■ **GOAL 1**: From the passage about fruit flies and Shark Week below, copy word for word the part that opens with the words containing "Whack! Another fly" and closes with "Representatives, notwithstanding): Florida.".
■ **GOAL 2**: In the passage about fruit flies and Shark Week below, which place does the TV narrator name as having the most shark attacks ever recorded in the world?

■ **QUOTED TEXT**:
>> begin

Meanwhile, on the home front, a battalion of fruit flies having hitched a ride on a bag of produce were breeding like bunnies in our kitchen, despite the little bowls of apple cider vinegar laced with dish detergent recommended on the Internet, strips of fly paper dangling above the sink (which doesn’t work on fruit flies, by the way), and my vigorous attempts to annihilate them with said potholder. On the TV, The Discovery Channel’s annual Shark Week—that peculiar, addictive celebration of all things good, bad, and horrific about that most feared of oceanic creatures—had just commenced, spewing spine-tingling footage of sharks in all shapes, sizes, and varieties insatiably hunting their prey.
Whack! Another fly met its maker while my little dog cowered in the corner and the TV narrator at last revealed the venue of the most shark attacks ever recorded in the world (The U.S. House of Representatives, notwithstanding): Florida.

>> end

■ **MATERIAL SHOWN**:
>> begin

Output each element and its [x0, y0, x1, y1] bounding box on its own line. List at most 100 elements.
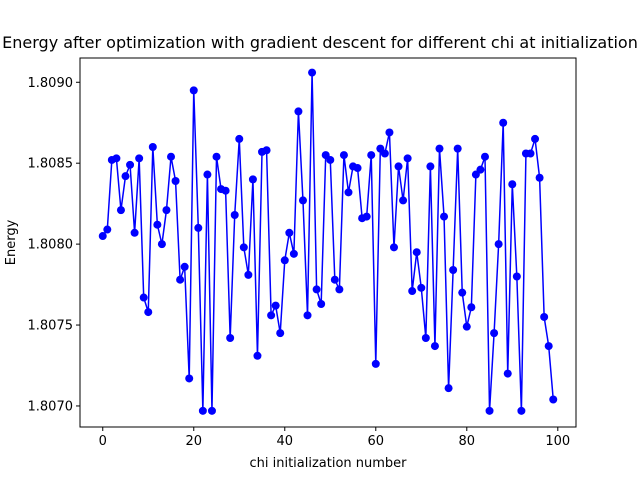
y-tick-label: 1.8080: [28, 238, 74, 253]
data-point: [503, 369, 512, 378]
data-point: [239, 243, 248, 252]
data-point: [103, 225, 112, 234]
data-point: [440, 212, 449, 221]
data-point: [294, 107, 303, 116]
data-point: [148, 143, 157, 152]
data-point: [144, 308, 153, 317]
data-point: [339, 151, 348, 160]
x-tick-label: 40: [276, 434, 293, 449]
data-point: [212, 152, 221, 161]
data-point: [176, 275, 185, 284]
data-point: [135, 154, 144, 163]
data-point: [421, 333, 430, 342]
data-point: [317, 300, 326, 308]
data-point: [417, 283, 426, 292]
x-tick-label: 60: [368, 434, 385, 449]
data-point: [330, 275, 339, 284]
data-point: [153, 220, 162, 229]
data-point: [540, 312, 549, 321]
data-point: [444, 384, 453, 393]
data-point: [162, 206, 171, 215]
data-point: [549, 395, 558, 404]
data-point: [121, 172, 130, 181]
data-point: [308, 68, 317, 77]
data-point: [449, 266, 458, 275]
data-point: [467, 303, 476, 312]
data-point: [157, 240, 166, 249]
data-point: [476, 165, 485, 174]
data-point: [207, 406, 216, 415]
data-point: [221, 186, 230, 195]
data-point: [435, 144, 444, 153]
data-point: [426, 162, 435, 171]
y-tick-label: 1.8085: [28, 157, 74, 172]
x-tick-label: 0: [99, 434, 107, 449]
data-point: [230, 210, 239, 219]
data-point: [371, 359, 380, 368]
data-point: [285, 228, 294, 237]
data-point: [262, 146, 271, 155]
data-point: [430, 342, 439, 351]
data-point: [244, 270, 253, 279]
data-point: [494, 240, 503, 249]
data-point: [508, 180, 517, 189]
axes-frame: [79, 57, 577, 428]
plot-area: [98, 68, 558, 415]
data-point: [462, 322, 471, 331]
x-tick-label: 100: [545, 434, 570, 449]
x-tick-label: 20: [185, 434, 202, 449]
chart-title: Energy after optimization with gradient …: [2, 33, 638, 52]
data-point: [198, 406, 207, 415]
data-point: [171, 177, 180, 185]
data-point: [458, 288, 467, 297]
data-point: [453, 144, 462, 153]
data-point: [385, 128, 394, 137]
data-point: [389, 243, 398, 252]
x-tick-label: 80: [459, 434, 476, 449]
data-point: [189, 86, 198, 95]
data-point: [303, 311, 312, 320]
data-point: [399, 196, 408, 205]
data-point: [280, 256, 289, 265]
data-point: [253, 351, 262, 360]
data-point: [98, 232, 107, 241]
data-point: [517, 406, 526, 415]
data-point: [326, 155, 335, 164]
data-point: [535, 173, 544, 182]
data-point: [226, 333, 235, 342]
data-point: [203, 170, 212, 179]
data-point: [248, 175, 257, 184]
data-point: [531, 134, 540, 143]
data-point: [267, 311, 276, 320]
data-point: [485, 406, 494, 415]
data-point: [312, 285, 321, 294]
y-axis-label: Energy: [4, 219, 19, 265]
data-point: [298, 196, 307, 205]
data-point: [526, 149, 535, 158]
x-axis-label: chi initialization number: [249, 456, 407, 471]
data-point: [353, 164, 362, 173]
y-tick-label: 1.8075: [28, 319, 74, 334]
data-point: [276, 329, 285, 338]
data-point: [512, 272, 521, 281]
y-tick-label: 1.8090: [28, 76, 74, 91]
data-point: [130, 228, 139, 237]
data-point: [235, 134, 244, 143]
data-point: [289, 249, 298, 258]
data-point: [403, 154, 412, 163]
data-point: [185, 374, 194, 383]
data-point: [480, 152, 489, 161]
data-point: [180, 262, 189, 271]
data-point: [544, 342, 553, 351]
axes: 0 20 40 60 80 100 1.8070 1.8075 1.8080 1.8085 1.80…: [28, 76, 571, 449]
data-point: [362, 212, 371, 221]
data-point: [344, 188, 353, 197]
data-point: [126, 160, 135, 169]
data-point: [412, 248, 421, 257]
data-point: [271, 301, 280, 310]
data-point: [335, 285, 344, 294]
y-tick-label: 1.8070: [28, 399, 74, 414]
data-point: [194, 223, 203, 232]
data-point: [490, 329, 499, 338]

>> end

■ **SOLUTION 1**:
Whack! Another fly met its maker while my little dog cowered in the corner and the TV narrator at last revealed the venue of the most shark attacks ever recorded in the world (The U.S. House of Representatives, notwithstanding): Florida.

■ **SOLUTION 2**: Florida.